Requests:
1. From the alternative investments text, reproduce the stretch from "A risky but" through "invest in films.".
2. Which well-known franchises does the alternative investments text name?

Page extract:
________________________

When companies ship materials and products across borders, they have to pay import and export fees on those goods. To finance these costs, companies take out loans or get private investment. Investors can help finance these trades and get paid back with interest.

22. Marine and Aviation Finance

It’s extremely expensive to build and purchase ships and planes, so companies take out loans or get private investment to finance these operations. This type of investment can be risky, since changes in tariffs or the global economy can affect the market, but there is also significant potential for gains.

23. Film

A risky but fun investment, films have the potential to make a lot of money if they do well, but countless factors go into making them a success. Without an in-depth knowledge of the industry, film investing is very challenging to get into, though there are hedge funds and private equity funds that invest in films.

24. Franchise

One way for investors to bring in steady income and make a profit from growth is by buying a franchise. A few well-known franchises are McDonald’s, Taco Bell, and Dunkin’ Donuts. Investors can buy one or more locations, giving them an instant business with brand recognition. These franchises can bring in income and also make money when they’re sold. However, investing in franchises is a lot of work and not a passive investment.

25. Intellectual Property

Intellectual property (IP) includes things like images, inventions, and names. IP has the potential to continue increasing in value forever, but it’s challenging to choose which IP you want to invest in. One method is seeking out the next big brand, which is known as brand investing.

Pros of Alternative Investments

There are many reasons investors might consider adding alternative investments to their portfolio. They may offer protection from the volatility of the stock market and potential for high returns. Below are some of the benefits of alternative investments.

•   Increased portfolio diversification

•   Reduced risk exposure to the stock market

•   Potential for higher-than-average returns (for example, top hedge funds aim for returns between 25-30 percent)

________________________

Stored entries:
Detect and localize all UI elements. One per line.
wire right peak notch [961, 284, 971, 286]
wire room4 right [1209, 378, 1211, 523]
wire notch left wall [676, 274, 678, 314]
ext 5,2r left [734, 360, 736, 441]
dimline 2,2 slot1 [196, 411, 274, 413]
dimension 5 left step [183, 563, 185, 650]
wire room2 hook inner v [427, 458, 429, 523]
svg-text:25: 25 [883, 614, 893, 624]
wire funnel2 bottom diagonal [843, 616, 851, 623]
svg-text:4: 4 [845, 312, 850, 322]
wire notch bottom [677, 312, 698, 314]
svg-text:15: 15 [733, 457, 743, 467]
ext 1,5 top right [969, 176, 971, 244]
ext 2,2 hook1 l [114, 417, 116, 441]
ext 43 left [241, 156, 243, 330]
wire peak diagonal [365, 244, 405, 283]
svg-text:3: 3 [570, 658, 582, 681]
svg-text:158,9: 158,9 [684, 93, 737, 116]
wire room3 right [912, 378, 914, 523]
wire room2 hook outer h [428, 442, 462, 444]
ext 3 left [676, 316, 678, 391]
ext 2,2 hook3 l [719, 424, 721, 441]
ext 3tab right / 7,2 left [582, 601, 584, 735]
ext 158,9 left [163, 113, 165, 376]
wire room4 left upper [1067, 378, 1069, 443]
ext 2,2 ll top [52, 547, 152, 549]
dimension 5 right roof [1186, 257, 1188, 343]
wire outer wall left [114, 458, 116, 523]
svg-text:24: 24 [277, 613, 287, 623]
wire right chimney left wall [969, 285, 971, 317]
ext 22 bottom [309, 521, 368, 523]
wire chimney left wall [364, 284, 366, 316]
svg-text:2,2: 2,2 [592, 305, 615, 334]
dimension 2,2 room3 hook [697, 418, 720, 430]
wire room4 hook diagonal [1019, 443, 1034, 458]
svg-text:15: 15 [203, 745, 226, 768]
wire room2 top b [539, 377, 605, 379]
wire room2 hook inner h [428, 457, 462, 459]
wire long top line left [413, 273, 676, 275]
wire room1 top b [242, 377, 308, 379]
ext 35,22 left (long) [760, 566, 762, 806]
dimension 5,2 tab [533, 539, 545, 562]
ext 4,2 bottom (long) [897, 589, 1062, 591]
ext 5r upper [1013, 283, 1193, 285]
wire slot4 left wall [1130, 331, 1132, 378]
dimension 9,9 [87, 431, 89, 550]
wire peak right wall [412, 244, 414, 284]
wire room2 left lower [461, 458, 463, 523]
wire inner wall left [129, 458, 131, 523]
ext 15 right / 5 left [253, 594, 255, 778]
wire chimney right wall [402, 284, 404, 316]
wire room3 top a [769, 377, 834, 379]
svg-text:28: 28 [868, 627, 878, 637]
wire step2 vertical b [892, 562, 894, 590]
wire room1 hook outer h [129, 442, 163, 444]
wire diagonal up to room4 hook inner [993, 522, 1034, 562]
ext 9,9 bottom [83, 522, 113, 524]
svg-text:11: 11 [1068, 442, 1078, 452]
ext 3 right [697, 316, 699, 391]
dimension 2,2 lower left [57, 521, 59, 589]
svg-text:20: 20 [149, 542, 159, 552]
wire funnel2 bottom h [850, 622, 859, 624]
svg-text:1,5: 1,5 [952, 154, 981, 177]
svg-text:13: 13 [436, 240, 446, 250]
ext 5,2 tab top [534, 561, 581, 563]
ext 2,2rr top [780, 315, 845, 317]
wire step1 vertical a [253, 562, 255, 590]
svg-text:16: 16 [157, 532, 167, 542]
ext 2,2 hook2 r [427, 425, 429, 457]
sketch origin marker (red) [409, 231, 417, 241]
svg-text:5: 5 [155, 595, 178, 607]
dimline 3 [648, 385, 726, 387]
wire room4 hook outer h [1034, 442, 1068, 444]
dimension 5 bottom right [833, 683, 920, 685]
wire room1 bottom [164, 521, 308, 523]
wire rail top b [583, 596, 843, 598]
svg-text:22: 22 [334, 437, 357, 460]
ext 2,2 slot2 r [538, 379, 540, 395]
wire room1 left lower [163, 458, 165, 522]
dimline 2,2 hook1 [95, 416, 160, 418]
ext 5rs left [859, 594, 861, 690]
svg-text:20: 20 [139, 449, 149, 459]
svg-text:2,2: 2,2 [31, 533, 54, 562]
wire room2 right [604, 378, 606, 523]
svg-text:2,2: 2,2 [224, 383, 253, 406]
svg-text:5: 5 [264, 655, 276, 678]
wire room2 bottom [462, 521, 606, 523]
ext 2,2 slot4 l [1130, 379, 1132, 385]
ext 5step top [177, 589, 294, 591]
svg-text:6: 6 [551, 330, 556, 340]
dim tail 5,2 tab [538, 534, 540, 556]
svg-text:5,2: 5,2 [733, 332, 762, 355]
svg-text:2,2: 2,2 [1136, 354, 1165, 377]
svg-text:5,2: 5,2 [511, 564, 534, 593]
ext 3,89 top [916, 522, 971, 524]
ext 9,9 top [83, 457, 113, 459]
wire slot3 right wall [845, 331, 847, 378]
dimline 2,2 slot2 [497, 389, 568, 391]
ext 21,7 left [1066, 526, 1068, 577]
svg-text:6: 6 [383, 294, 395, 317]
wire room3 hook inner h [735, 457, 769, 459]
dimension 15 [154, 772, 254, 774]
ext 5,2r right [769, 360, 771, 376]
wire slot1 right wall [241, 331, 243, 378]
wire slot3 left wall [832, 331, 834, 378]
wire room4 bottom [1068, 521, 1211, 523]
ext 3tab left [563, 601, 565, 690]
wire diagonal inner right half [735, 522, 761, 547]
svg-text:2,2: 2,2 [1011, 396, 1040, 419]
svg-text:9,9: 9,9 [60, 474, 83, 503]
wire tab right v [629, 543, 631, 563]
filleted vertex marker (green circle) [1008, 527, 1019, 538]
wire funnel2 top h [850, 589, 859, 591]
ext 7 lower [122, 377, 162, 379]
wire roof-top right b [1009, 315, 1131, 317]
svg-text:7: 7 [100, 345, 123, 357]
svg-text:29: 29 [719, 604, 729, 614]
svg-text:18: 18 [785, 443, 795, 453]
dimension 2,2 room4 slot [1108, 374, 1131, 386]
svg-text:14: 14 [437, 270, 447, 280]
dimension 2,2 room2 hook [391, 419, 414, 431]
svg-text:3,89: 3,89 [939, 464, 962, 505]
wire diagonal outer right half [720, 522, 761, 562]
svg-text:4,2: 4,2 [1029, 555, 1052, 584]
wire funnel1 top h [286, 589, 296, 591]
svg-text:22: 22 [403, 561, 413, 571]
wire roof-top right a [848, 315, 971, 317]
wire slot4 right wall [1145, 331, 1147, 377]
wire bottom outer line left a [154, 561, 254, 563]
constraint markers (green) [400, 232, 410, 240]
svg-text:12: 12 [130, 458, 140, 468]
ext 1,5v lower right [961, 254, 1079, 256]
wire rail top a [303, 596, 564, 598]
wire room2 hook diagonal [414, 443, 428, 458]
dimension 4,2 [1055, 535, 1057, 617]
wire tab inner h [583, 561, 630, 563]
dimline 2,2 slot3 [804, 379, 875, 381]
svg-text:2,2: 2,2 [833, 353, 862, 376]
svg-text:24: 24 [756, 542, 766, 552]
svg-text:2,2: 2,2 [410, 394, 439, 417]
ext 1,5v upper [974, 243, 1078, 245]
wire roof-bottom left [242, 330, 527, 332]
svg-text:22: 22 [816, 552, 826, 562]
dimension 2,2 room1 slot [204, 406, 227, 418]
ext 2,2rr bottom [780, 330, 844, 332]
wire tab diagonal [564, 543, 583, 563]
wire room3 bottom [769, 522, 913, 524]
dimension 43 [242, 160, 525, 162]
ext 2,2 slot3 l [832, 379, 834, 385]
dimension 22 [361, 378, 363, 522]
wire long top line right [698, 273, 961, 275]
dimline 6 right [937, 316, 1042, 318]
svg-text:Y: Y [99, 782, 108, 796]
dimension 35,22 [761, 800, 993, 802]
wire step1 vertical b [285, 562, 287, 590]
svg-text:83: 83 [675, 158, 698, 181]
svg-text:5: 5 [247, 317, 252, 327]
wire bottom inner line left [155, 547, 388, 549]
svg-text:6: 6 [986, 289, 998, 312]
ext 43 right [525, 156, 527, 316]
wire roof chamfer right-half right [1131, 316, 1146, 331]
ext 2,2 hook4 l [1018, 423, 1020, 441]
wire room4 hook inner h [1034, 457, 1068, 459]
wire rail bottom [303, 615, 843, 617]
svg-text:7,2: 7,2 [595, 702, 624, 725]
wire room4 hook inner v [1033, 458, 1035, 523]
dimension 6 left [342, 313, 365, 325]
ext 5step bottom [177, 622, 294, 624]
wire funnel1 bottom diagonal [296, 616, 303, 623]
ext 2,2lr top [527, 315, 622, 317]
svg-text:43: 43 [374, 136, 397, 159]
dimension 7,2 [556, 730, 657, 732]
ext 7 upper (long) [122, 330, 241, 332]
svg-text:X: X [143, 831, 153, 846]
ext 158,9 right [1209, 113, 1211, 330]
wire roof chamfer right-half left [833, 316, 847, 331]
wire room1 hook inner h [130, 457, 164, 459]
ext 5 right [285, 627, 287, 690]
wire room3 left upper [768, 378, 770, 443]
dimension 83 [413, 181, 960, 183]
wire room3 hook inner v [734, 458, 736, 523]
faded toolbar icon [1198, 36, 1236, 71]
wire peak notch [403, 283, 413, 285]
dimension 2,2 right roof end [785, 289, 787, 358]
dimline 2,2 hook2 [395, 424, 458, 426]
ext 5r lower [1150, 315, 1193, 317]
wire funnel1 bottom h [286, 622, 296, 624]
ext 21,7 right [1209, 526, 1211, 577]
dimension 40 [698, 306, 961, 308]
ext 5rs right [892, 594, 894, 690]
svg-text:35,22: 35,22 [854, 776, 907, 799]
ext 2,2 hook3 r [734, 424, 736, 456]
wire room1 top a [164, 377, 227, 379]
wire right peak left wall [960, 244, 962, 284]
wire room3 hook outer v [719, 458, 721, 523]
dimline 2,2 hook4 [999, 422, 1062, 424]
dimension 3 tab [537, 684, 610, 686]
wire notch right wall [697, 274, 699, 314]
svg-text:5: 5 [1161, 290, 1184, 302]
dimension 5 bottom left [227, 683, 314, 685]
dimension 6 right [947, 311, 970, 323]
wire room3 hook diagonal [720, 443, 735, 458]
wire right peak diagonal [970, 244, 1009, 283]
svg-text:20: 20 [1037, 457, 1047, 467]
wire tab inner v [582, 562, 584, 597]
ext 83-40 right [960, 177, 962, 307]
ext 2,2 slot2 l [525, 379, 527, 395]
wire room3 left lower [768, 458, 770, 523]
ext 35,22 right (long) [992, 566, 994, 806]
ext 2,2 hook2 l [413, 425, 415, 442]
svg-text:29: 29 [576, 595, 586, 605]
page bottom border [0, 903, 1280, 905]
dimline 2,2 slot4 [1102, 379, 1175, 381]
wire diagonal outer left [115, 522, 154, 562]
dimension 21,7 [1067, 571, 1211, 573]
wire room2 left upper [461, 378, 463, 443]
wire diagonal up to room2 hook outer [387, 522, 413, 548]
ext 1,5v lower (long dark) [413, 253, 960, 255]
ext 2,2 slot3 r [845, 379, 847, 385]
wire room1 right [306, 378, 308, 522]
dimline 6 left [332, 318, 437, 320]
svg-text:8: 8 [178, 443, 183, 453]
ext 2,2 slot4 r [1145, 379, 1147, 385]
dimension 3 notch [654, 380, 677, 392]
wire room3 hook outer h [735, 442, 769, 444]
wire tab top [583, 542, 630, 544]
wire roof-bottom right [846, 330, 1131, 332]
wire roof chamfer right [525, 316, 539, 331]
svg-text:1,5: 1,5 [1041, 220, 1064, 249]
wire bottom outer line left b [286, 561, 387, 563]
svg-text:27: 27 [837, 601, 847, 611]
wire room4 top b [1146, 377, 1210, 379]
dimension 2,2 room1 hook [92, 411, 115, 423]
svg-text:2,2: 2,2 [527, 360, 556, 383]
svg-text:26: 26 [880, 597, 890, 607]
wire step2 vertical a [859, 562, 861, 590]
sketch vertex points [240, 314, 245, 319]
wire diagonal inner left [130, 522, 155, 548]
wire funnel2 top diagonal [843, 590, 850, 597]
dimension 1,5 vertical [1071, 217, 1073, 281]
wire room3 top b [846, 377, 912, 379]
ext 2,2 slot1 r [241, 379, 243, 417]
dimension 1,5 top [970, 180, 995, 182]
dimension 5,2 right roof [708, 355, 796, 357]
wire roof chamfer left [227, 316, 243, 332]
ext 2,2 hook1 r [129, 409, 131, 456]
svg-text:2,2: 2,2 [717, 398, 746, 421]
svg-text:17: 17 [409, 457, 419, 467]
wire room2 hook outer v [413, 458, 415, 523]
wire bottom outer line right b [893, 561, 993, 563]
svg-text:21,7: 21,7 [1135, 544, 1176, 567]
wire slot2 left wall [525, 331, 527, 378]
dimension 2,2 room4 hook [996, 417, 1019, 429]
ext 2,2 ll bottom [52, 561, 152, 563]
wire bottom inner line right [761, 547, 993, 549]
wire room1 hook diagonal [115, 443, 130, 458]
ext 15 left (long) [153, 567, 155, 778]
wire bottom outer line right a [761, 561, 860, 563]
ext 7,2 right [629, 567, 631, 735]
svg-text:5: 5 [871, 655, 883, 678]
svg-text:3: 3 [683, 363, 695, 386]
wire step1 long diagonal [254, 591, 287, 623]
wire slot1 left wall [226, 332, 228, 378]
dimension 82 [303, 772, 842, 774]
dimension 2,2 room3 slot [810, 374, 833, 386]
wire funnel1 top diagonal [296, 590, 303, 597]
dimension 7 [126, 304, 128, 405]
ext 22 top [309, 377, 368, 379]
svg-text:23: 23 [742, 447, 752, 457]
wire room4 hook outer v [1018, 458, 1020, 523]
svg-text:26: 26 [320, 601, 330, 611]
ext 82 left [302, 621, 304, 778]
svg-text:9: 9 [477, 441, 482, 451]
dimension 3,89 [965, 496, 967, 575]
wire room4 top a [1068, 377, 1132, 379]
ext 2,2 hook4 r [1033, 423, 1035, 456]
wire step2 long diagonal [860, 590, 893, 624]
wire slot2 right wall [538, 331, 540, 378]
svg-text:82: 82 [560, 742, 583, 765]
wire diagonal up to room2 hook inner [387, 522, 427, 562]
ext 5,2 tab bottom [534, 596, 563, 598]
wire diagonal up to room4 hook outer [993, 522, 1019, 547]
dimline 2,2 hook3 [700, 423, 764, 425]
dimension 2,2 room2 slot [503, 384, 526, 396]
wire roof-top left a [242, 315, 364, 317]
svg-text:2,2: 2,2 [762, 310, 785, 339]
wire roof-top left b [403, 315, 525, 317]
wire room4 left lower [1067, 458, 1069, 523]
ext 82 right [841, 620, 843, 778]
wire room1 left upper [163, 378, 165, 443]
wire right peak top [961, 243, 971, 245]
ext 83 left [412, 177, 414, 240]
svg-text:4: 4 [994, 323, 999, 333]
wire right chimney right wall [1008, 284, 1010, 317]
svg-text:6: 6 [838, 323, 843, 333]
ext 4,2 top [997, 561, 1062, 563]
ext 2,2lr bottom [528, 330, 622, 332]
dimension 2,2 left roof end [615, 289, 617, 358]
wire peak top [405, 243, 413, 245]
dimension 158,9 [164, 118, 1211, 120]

________________________

Responses per task:
1.
A risky but fun investment, films have the potential to make a lot of money if they do well, but countless factors go into making them a success. Without an in-depth knowledge of the industry, film investing is very challenging to get into, though there are hedge funds and private equity funds that invest in films.

2. McDonald's, Taco Bell, and Dunkin' Donuts.